Stated task
Exactly as written, please set down all of the entries again, with no pictures.

Task data
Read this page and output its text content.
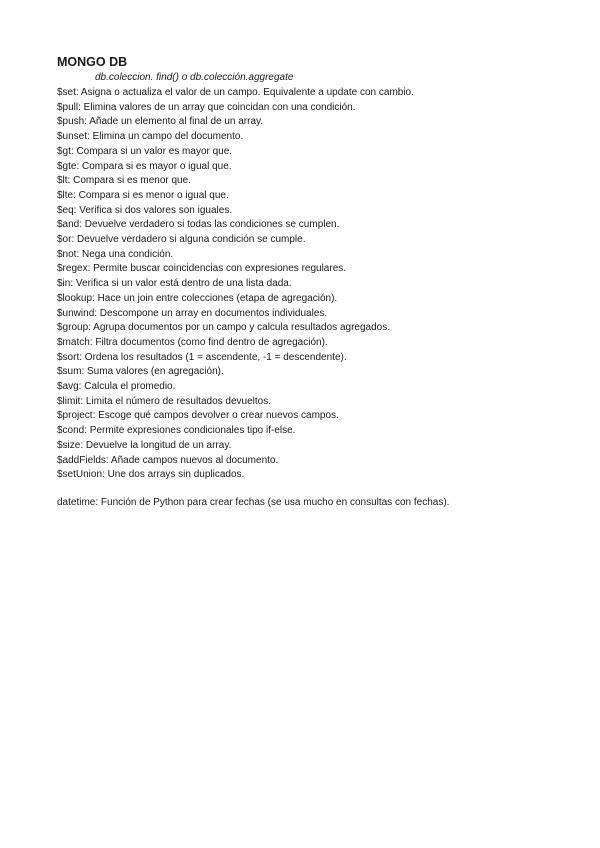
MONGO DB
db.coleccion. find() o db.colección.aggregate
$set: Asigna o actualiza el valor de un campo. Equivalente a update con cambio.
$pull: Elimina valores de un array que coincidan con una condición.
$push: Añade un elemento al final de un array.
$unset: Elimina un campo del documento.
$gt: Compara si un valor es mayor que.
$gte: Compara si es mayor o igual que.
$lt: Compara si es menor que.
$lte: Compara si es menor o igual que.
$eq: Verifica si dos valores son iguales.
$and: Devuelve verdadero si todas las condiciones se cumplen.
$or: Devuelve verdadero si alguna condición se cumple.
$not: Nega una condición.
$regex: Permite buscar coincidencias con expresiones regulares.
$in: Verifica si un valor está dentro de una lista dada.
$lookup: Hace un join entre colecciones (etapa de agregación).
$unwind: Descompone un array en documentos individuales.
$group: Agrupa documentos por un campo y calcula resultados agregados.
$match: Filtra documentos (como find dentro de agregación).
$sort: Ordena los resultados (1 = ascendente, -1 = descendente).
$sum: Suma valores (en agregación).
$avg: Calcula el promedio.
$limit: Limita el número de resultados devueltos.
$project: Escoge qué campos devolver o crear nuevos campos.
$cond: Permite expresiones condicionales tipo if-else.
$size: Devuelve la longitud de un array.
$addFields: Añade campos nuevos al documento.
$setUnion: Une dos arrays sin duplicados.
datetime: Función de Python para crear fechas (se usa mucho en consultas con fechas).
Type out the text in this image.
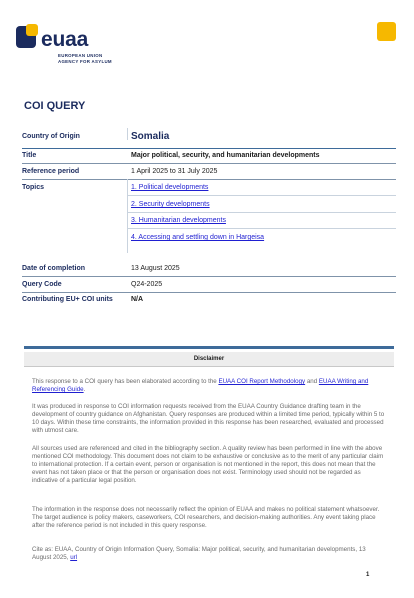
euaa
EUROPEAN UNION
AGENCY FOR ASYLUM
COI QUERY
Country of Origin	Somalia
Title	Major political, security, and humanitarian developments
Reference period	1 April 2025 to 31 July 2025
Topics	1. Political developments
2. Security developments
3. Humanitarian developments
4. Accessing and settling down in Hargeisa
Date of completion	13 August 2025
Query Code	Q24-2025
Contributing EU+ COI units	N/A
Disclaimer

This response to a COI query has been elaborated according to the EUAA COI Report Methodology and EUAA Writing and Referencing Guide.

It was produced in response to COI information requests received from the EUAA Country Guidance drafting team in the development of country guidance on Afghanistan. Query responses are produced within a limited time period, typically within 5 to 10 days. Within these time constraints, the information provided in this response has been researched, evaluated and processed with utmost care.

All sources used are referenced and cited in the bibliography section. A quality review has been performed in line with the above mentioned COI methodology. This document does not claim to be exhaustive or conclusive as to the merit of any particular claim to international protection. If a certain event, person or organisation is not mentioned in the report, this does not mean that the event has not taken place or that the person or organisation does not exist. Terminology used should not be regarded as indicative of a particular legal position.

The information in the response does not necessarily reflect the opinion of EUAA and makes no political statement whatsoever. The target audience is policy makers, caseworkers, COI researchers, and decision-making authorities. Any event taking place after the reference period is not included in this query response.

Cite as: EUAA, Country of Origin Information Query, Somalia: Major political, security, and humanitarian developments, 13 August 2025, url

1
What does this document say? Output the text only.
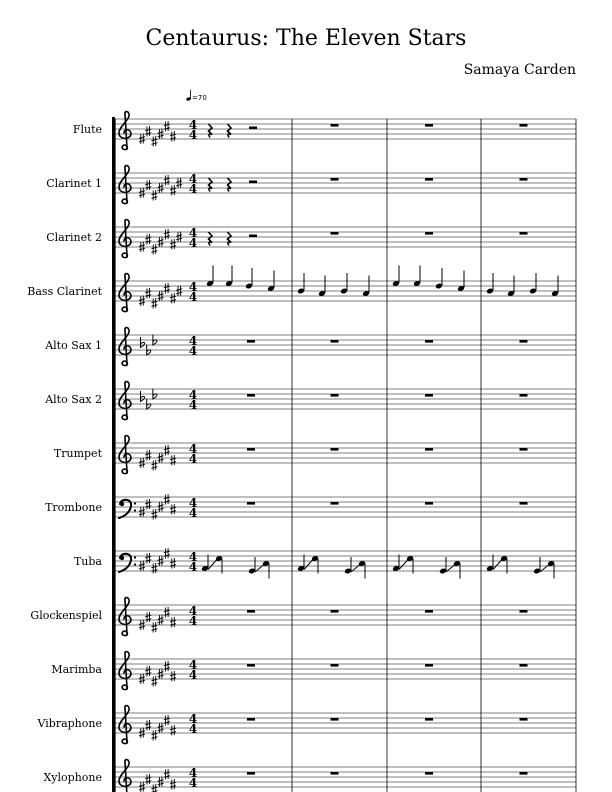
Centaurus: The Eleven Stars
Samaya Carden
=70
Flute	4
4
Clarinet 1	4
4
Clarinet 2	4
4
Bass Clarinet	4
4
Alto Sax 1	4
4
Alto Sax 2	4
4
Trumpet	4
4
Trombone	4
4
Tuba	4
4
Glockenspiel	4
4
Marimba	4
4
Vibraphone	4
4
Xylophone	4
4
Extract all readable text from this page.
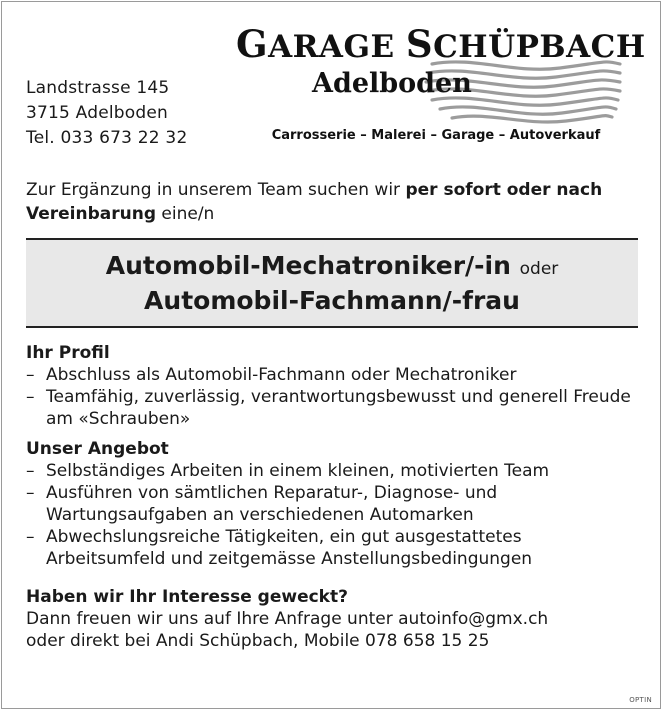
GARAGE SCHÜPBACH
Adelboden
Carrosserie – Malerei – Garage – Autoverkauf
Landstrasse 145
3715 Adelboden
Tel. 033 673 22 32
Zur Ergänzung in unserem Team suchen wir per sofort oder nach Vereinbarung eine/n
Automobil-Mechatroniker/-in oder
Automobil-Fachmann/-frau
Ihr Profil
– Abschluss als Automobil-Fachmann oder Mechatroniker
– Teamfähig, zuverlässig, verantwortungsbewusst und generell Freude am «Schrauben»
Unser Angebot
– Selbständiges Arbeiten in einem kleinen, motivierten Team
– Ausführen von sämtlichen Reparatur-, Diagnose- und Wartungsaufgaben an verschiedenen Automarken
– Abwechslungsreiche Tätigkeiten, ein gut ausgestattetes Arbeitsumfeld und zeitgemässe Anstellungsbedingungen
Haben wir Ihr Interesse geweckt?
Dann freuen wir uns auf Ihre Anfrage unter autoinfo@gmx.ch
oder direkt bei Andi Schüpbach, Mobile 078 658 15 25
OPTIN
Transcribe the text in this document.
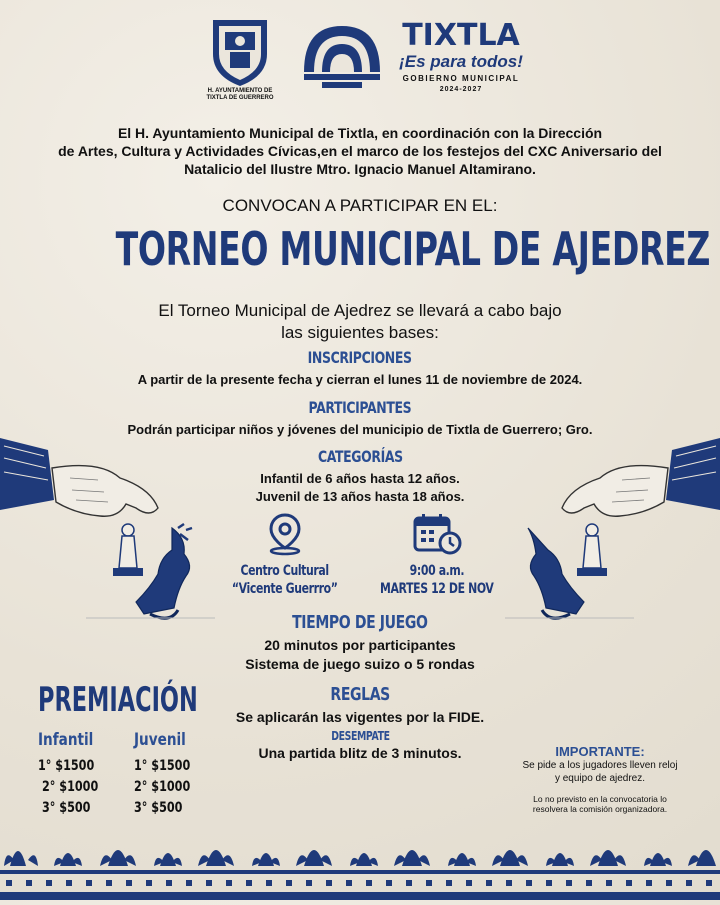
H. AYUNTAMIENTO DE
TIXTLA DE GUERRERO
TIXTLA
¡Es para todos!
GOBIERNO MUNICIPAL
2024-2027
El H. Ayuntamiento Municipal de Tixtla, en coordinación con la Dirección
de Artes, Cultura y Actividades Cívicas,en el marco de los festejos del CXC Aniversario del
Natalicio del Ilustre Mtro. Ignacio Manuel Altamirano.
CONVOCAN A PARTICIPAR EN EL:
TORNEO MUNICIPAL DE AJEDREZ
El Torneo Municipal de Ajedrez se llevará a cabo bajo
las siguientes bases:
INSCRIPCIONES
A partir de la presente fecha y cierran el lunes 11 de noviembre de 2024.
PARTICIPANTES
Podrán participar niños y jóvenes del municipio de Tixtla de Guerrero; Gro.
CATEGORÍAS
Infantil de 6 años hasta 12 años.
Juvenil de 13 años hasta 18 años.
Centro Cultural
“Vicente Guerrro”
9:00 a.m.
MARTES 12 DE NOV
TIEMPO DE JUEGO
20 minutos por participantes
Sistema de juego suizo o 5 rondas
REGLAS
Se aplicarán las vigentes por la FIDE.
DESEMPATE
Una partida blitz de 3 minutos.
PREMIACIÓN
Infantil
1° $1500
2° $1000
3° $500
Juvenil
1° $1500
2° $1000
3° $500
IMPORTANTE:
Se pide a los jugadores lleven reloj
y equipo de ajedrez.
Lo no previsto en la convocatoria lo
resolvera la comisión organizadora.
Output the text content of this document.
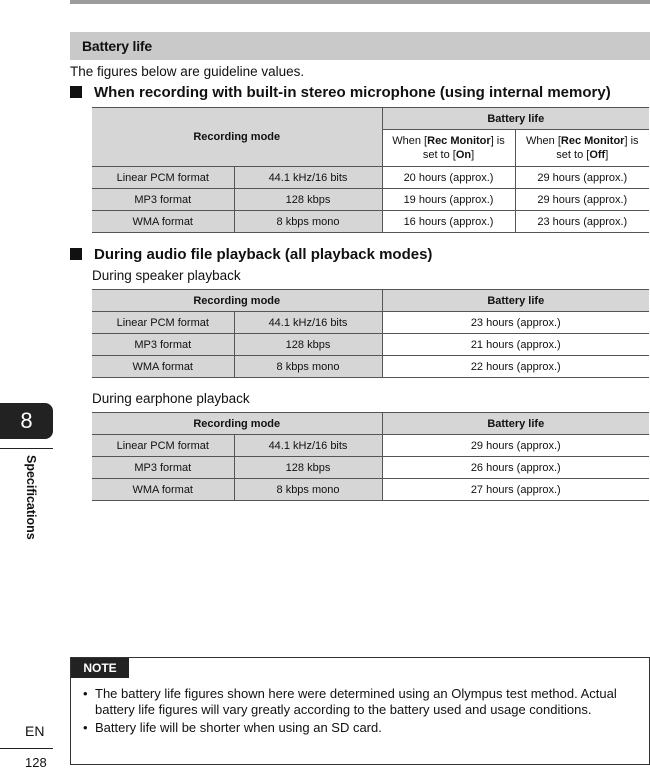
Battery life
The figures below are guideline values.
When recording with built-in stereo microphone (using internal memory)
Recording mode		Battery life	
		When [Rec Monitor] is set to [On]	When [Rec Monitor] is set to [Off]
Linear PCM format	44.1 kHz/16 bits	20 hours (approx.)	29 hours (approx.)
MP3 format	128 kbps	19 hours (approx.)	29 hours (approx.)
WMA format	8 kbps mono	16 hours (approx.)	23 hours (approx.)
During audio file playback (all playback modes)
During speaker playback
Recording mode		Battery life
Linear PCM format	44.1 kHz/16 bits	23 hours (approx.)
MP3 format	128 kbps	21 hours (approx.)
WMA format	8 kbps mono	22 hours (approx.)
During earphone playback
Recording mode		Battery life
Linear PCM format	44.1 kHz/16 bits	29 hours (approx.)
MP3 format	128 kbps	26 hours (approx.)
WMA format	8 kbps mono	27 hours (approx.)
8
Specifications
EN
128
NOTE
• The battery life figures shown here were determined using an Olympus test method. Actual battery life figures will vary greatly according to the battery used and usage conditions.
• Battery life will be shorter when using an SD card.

Written solution
Read this page and output its text content.
MONGO DB
db.coleccion. find() o db.colección.aggregate
$set: Asigna o actualiza el valor de un campo. Equivalente a update con cambio.
$pull: Elimina valores de un array que coincidan con una condición.
$push: Añade un elemento al final de un array.
$unset: Elimina un campo del documento.
$gt: Compara si un valor es mayor que.
$gte: Compara si es mayor o igual que.
$lt: Compara si es menor que.
$lte: Compara si es menor o igual que.
$eq: Verifica si dos valores son iguales.
$and: Devuelve verdadero si todas las condiciones se cumplen.
$or: Devuelve verdadero si alguna condición se cumple.
$not: Nega una condición.
$regex: Permite buscar coincidencias con expresiones regulares.
$in: Verifica si un valor está dentro de una lista dada.
$lookup: Hace un join entre colecciones (etapa de agregación).
$unwind: Descompone un array en documentos individuales.
$group: Agrupa documentos por un campo y calcula resultados agregados.
$match: Filtra documentos (como find dentro de agregación).
$sort: Ordena los resultados (1 = ascendente, -1 = descendente).
$sum: Suma valores (en agregación).
$avg: Calcula el promedio.
$limit: Limita el número de resultados devueltos.
$project: Escoge qué campos devolver o crear nuevos campos.
$cond: Permite expresiones condicionales tipo if-else.
$size: Devuelve la longitud de un array.
$addFields: Añade campos nuevos al documento.
$setUnion: Une dos arrays sin duplicados.
datetime: Función de Python para crear fechas (se usa mucho en consultas con fechas).
Type out the text in this image.
euaa
EUROPEAN UNION
AGENCY FOR ASYLUM
COI QUERY
Country of Origin	Somalia
Title	Major political, security, and humanitarian developments
Reference period	1 April 2025 to 31 July 2025
Topics	1. Political developments
2. Security developments
3. Humanitarian developments
4. Accessing and settling down in Hargeisa
Date of completion	13 August 2025
Query Code	Q24-2025
Contributing EU+ COI units	N/A
Disclaimer

This response to a COI query has been elaborated according to the EUAA COI Report Methodology and EUAA Writing and Referencing Guide.

It was produced in response to COI information requests received from the EUAA Country Guidance drafting team in the development of country guidance on Afghanistan. Query responses are produced within a limited time period, typically within 5 to 10 days. Within these time constraints, the information provided in this response has been researched, evaluated and processed with utmost care.

All sources used are referenced and cited in the bibliography section. A quality review has been performed in line with the above mentioned COI methodology. This document does not claim to be exhaustive or conclusive as to the merit of any particular claim to international protection. If a certain event, person or organisation is not mentioned in the report, this does not mean that the event has not taken place or that the person or organisation does not exist. Terminology used should not be regarded as indicative of a particular legal position.

The information in the response does not necessarily reflect the opinion of EUAA and makes no political statement whatsoever. The target audience is policy makers, caseworkers, COI researchers, and decision-making authorities. Any event taking place after the reference period is not included in this query response.

Cite as: EUAA, Country of Origin Information Query, Somalia: Major political, security, and humanitarian developments, 13 August 2025, url

1
What does this document say? Output the text only.
Centaurus: The Eleven Stars
Samaya Carden
=70
Flute	4
4
Clarinet 1	4
4
Clarinet 2	4
4
Bass Clarinet	4
4
Alto Sax 1	4
4
Alto Sax 2	4
4
Trumpet	4
4
Trombone	4
4
Tuba	4
4
Glockenspiel	4
4
Marimba	4
4
Vibraphone	4
4
Xylophone	4
4
Extract all readable text from this page.
GARAGE SCHÜPBACH
Adelboden
Carrosserie – Malerei – Garage – Autoverkauf
Landstrasse 145
3715 Adelboden
Tel. 033 673 22 32
Zur Ergänzung in unserem Team suchen wir per sofort oder nach Vereinbarung eine/n
Automobil-Mechatroniker/-in oder
Automobil-Fachmann/-frau
Ihr Profil
– Abschluss als Automobil-Fachmann oder Mechatroniker
– Teamfähig, zuverlässig, verantwortungsbewusst und generell Freude am «Schrauben»
Unser Angebot
– Selbständiges Arbeiten in einem kleinen, motivierten Team
– Ausführen von sämtlichen Reparatur-, Diagnose- und Wartungsaufgaben an verschiedenen Automarken
– Abwechslungsreiche Tätigkeiten, ein gut ausgestattetes Arbeitsumfeld und zeitgemässe Anstellungsbedingungen
Haben wir Ihr Interesse geweckt?
Dann freuen wir uns auf Ihre Anfrage unter autoinfo@gmx.ch
oder direkt bei Andi Schüpbach, Mobile 078 658 15 25
OPTIN
Transcribe the text in this document.
H. AYUNTAMIENTO DE
TIXTLA DE GUERRERO
TIXTLA
¡Es para todos!
GOBIERNO MUNICIPAL
2024-2027
El H. Ayuntamiento Municipal de Tixtla, en coordinación con la Dirección
de Artes, Cultura y Actividades Cívicas,en el marco de los festejos del CXC Aniversario del
Natalicio del Ilustre Mtro. Ignacio Manuel Altamirano.
CONVOCAN A PARTICIPAR EN EL:
TORNEO MUNICIPAL DE AJEDREZ
El Torneo Municipal de Ajedrez se llevará a cabo bajo
las siguientes bases:
INSCRIPCIONES
A partir de la presente fecha y cierran el lunes 11 de noviembre de 2024.
PARTICIPANTES
Podrán participar niños y jóvenes del municipio de Tixtla de Guerrero; Gro.
CATEGORÍAS
Infantil de 6 años hasta 12 años.
Juvenil de 13 años hasta 18 años.
Centro Cultural
“Vicente Guerrro”
9:00 a.m.
MARTES 12 DE NOV
TIEMPO DE JUEGO
20 minutos por participantes
Sistema de juego suizo o 5 rondas
REGLAS
Se aplicarán las vigentes por la FIDE.
DESEMPATE
Una partida blitz de 3 minutos.
PREMIACIÓN
Infantil
1° $1500
2° $1000
3° $500
Juvenil
1° $1500
2° $1000
3° $500
IMPORTANTE:
Se pide a los jugadores lleven reloj
y equipo de ajedrez.
Lo no previsto en la convocatoria lo
resolvera la comisión organizadora.
Output the text content of this document.
Battery life
The figures below are guideline values.
When recording with built-in stereo microphone (using internal memory)
Recording mode		Battery life	
		When [Rec Monitor] is set to [On]	When [Rec Monitor] is set to [Off]
Linear PCM format	44.1 kHz/16 bits	20 hours (approx.)	29 hours (approx.)
MP3 format	128 kbps	19 hours (approx.)	29 hours (approx.)
WMA format	8 kbps mono	16 hours (approx.)	23 hours (approx.)
During audio file playback (all playback modes)
During speaker playback
Recording mode		Battery life
Linear PCM format	44.1 kHz/16 bits	23 hours (approx.)
MP3 format	128 kbps	21 hours (approx.)
WMA format	8 kbps mono	22 hours (approx.)
During earphone playback
Recording mode		Battery life
Linear PCM format	44.1 kHz/16 bits	29 hours (approx.)
MP3 format	128 kbps	26 hours (approx.)
WMA format	8 kbps mono	27 hours (approx.)
8
Specifications
EN
128
NOTE
• The battery life figures shown here were determined using an Olympus test method. Actual battery life figures will vary greatly according to the battery used and usage conditions.
• Battery life will be shorter when using an SD card.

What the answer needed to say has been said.